Dataset entries -
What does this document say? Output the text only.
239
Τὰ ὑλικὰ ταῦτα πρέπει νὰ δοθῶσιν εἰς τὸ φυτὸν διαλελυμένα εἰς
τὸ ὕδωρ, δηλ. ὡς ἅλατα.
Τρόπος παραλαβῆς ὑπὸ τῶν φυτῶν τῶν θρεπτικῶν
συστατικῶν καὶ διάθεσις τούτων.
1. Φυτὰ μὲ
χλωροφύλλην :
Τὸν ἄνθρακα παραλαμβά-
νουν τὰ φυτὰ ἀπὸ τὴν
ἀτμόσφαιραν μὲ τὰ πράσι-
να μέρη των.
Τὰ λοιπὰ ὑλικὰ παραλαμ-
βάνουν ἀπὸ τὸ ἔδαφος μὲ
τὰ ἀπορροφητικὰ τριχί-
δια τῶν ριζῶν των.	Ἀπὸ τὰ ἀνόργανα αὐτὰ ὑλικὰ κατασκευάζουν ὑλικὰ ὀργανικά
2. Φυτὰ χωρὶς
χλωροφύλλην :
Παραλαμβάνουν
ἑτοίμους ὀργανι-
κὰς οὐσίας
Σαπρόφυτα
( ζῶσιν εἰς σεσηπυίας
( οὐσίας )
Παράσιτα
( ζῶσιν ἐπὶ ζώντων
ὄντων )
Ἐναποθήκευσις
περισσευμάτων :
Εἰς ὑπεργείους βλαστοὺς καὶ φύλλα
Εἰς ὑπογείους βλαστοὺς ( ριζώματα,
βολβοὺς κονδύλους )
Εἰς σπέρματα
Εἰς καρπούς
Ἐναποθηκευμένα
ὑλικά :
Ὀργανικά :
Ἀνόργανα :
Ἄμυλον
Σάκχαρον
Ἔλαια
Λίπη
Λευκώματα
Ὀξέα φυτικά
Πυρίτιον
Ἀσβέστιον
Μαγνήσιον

Problem details - Using the data above, repeat every line exactly.

Solution to this problem -
What does this document say? Output the text only.
239
Τὰ ὑλικὰ ταῦτα πρέπει νὰ δοθῶσιν εἰς τὸ φυτὸν διαλελυμένα εἰς
τὸ ὕδωρ, δηλ. ὡς ἅλατα.
Τρόπος παραλαβῆς ὑπὸ τῶν φυτῶν τῶν θρεπτικῶν
συστατικῶν καὶ διάθεσις τούτων.
1. Φυτὰ μὲ
χλωροφύλλην :
Τὸν ἄνθρακα παραλαμβά-
νουν τὰ φυτὰ ἀπὸ τὴν
ἀτμόσφαιραν μὲ τὰ πράσι-
να μέρη των.
Τὰ λοιπὰ ὑλικὰ παραλαμ-
βάνουν ἀπὸ τὸ ἔδαφος μὲ
τὰ ἀπορροφητικὰ τριχί-
δια τῶν ριζῶν των.	Ἀπὸ τὰ ἀνόργανα αὐτὰ ὑλικὰ κατασκευάζουν ὑλικὰ ὀργανικά
2. Φυτὰ χωρὶς
χλωροφύλλην :
Παραλαμβάνουν
ἑτοίμους ὀργανι-
κὰς οὐσίας
Σαπρόφυτα
( ζῶσιν εἰς σεσηπυίας
( οὐσίας )
Παράσιτα
( ζῶσιν ἐπὶ ζώντων
ὄντων )
Ἐναποθήκευσις
περισσευμάτων :
Εἰς ὑπεργείους βλαστοὺς καὶ φύλλα
Εἰς ὑπογείους βλαστοὺς ( ριζώματα,
βολβοὺς κονδύλους )
Εἰς σπέρματα
Εἰς καρπούς
Ἐναποθηκευμένα
ὑλικά :
Ὀργανικά :
Ἀνόργανα :
Ἄμυλον
Σάκχαρον
Ἔλαια
Λίπη
Λευκώματα
Ὀξέα φυτικά
Πυρίτιον
Ἀσβέστιον
Μαγνήσιον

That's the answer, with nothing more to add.